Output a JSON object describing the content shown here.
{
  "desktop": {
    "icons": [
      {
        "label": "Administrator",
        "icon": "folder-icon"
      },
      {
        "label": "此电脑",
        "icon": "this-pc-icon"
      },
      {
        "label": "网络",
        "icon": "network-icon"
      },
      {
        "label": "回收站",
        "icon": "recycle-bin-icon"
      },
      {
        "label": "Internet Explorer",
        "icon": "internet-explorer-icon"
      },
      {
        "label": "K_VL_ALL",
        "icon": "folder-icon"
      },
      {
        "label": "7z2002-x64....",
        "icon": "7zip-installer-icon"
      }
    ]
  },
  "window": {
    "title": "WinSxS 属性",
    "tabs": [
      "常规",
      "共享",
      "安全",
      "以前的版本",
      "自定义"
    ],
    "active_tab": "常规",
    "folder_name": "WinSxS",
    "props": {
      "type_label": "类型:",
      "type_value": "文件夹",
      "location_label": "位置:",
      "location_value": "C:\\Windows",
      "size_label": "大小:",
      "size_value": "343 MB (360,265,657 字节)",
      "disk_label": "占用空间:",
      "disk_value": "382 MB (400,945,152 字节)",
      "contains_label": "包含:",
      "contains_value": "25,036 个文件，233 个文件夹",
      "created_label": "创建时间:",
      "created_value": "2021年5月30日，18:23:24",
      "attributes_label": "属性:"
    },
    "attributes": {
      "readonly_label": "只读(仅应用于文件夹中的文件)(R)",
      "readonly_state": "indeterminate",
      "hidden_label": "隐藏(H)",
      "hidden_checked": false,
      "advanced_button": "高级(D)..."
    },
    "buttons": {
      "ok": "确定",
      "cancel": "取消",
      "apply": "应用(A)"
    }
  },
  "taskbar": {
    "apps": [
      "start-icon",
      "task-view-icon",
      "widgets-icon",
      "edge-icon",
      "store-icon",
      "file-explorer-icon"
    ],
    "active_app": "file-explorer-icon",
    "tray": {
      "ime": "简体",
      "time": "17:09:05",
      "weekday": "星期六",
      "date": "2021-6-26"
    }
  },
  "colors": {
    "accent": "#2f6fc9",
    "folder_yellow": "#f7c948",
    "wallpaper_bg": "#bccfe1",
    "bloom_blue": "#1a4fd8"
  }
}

※ ※ ※

> [Goal]
Check the data for the word "file" and pull out the lines that have it.

> [Worked answer]
      "file-explorer-icon"
    "active_app": "file-explorer-icon",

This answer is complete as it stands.